* What is expected
Transcribe all of the records precisely as they are presented.

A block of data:
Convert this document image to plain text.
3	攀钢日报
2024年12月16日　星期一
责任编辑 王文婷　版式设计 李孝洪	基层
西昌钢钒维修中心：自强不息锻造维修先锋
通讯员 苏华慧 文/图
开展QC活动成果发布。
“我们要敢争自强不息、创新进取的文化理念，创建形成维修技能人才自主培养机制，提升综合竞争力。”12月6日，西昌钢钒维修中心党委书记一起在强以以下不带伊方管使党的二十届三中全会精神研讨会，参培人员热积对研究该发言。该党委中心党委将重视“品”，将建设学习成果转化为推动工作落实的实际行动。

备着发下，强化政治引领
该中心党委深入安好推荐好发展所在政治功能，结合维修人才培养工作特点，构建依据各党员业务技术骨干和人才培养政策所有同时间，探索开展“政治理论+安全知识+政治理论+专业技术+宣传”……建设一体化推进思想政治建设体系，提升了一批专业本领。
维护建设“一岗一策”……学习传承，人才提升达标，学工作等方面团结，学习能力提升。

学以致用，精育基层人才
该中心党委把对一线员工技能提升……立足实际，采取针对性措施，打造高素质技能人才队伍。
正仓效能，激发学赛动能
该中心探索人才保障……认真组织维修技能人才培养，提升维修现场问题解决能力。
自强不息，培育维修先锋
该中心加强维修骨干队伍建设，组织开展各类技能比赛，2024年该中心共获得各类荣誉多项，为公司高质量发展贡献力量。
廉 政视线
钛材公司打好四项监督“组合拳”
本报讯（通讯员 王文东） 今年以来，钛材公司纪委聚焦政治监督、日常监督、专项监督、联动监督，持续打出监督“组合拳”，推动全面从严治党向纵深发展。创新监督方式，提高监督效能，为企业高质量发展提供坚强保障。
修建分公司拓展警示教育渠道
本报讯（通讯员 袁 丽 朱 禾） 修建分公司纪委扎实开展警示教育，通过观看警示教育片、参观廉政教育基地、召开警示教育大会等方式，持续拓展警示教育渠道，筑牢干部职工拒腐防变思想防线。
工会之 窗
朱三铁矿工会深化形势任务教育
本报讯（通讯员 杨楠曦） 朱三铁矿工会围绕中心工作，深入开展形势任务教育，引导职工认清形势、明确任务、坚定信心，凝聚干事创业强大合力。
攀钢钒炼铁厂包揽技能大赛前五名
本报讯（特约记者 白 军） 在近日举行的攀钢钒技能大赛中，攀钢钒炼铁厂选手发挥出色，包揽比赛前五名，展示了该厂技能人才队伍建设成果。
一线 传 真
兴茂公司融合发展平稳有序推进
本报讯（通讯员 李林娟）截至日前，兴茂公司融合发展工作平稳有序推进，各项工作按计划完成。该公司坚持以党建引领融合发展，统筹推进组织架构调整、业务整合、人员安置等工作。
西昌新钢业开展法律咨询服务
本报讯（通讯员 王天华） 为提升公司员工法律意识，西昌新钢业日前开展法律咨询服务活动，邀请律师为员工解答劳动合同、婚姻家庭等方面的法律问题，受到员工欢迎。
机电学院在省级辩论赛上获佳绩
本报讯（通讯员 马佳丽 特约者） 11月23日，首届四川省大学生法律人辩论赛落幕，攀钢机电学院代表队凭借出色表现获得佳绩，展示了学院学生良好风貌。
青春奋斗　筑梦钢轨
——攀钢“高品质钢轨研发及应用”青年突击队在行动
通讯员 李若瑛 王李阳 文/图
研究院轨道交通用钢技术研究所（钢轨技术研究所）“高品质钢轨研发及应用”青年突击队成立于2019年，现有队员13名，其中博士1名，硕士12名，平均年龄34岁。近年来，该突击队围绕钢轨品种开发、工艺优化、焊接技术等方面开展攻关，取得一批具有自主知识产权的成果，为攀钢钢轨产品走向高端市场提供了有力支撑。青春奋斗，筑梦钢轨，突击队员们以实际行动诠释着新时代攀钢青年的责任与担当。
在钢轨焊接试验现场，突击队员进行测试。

* Exercise output
Convert this document image to plain text.
3	攀钢日报
2024年12月16日　星期一
责任编辑 王文婷　版式设计 李孝洪	基层
西昌钢钒维修中心：自强不息锻造维修先锋
通讯员 苏华慧 文/图
开展QC活动成果发布。
“我们要敢争自强不息、创新进取的文化理念，创建形成维修技能人才自主培养机制，提升综合竞争力。”12月6日，西昌钢钒维修中心党委书记一起在强以以下不带伊方管使党的二十届三中全会精神研讨会，参培人员热积对研究该发言。该党委中心党委将重视“品”，将建设学习成果转化为推动工作落实的实际行动。

备着发下，强化政治引领
该中心党委深入安好推荐好发展所在政治功能，结合维修人才培养工作特点，构建依据各党员业务技术骨干和人才培养政策所有同时间，探索开展“政治理论+安全知识+政治理论+专业技术+宣传”……建设一体化推进思想政治建设体系，提升了一批专业本领。
维护建设“一岗一策”……学习传承，人才提升达标，学工作等方面团结，学习能力提升。

学以致用，精育基层人才
该中心党委把对一线员工技能提升……立足实际，采取针对性措施，打造高素质技能人才队伍。
正仓效能，激发学赛动能
该中心探索人才保障……认真组织维修技能人才培养，提升维修现场问题解决能力。
自强不息，培育维修先锋
该中心加强维修骨干队伍建设，组织开展各类技能比赛，2024年该中心共获得各类荣誉多项，为公司高质量发展贡献力量。
廉 政视线
钛材公司打好四项监督“组合拳”
本报讯（通讯员 王文东） 今年以来，钛材公司纪委聚焦政治监督、日常监督、专项监督、联动监督，持续打出监督“组合拳”，推动全面从严治党向纵深发展。创新监督方式，提高监督效能，为企业高质量发展提供坚强保障。
修建分公司拓展警示教育渠道
本报讯（通讯员 袁 丽 朱 禾） 修建分公司纪委扎实开展警示教育，通过观看警示教育片、参观廉政教育基地、召开警示教育大会等方式，持续拓展警示教育渠道，筑牢干部职工拒腐防变思想防线。
工会之 窗
朱三铁矿工会深化形势任务教育
本报讯（通讯员 杨楠曦） 朱三铁矿工会围绕中心工作，深入开展形势任务教育，引导职工认清形势、明确任务、坚定信心，凝聚干事创业强大合力。
攀钢钒炼铁厂包揽技能大赛前五名
本报讯（特约记者 白 军） 在近日举行的攀钢钒技能大赛中，攀钢钒炼铁厂选手发挥出色，包揽比赛前五名，展示了该厂技能人才队伍建设成果。
一线 传 真
兴茂公司融合发展平稳有序推进
本报讯（通讯员 李林娟）截至日前，兴茂公司融合发展工作平稳有序推进，各项工作按计划完成。该公司坚持以党建引领融合发展，统筹推进组织架构调整、业务整合、人员安置等工作。
西昌新钢业开展法律咨询服务
本报讯（通讯员 王天华） 为提升公司员工法律意识，西昌新钢业日前开展法律咨询服务活动，邀请律师为员工解答劳动合同、婚姻家庭等方面的法律问题，受到员工欢迎。
机电学院在省级辩论赛上获佳绩
本报讯（通讯员 马佳丽 特约者） 11月23日，首届四川省大学生法律人辩论赛落幕，攀钢机电学院代表队凭借出色表现获得佳绩，展示了学院学生良好风貌。
青春奋斗　筑梦钢轨
——攀钢“高品质钢轨研发及应用”青年突击队在行动
通讯员 李若瑛 王李阳 文/图
研究院轨道交通用钢技术研究所（钢轨技术研究所）“高品质钢轨研发及应用”青年突击队成立于2019年，现有队员13名，其中博士1名，硕士12名，平均年龄34岁。近年来，该突击队围绕钢轨品种开发、工艺优化、焊接技术等方面开展攻关，取得一批具有自主知识产权的成果，为攀钢钢轨产品走向高端市场提供了有力支撑。青春奋斗，筑梦钢轨，突击队员们以实际行动诠释着新时代攀钢青年的责任与担当。
在钢轨焊接试验现场，突击队员进行测试。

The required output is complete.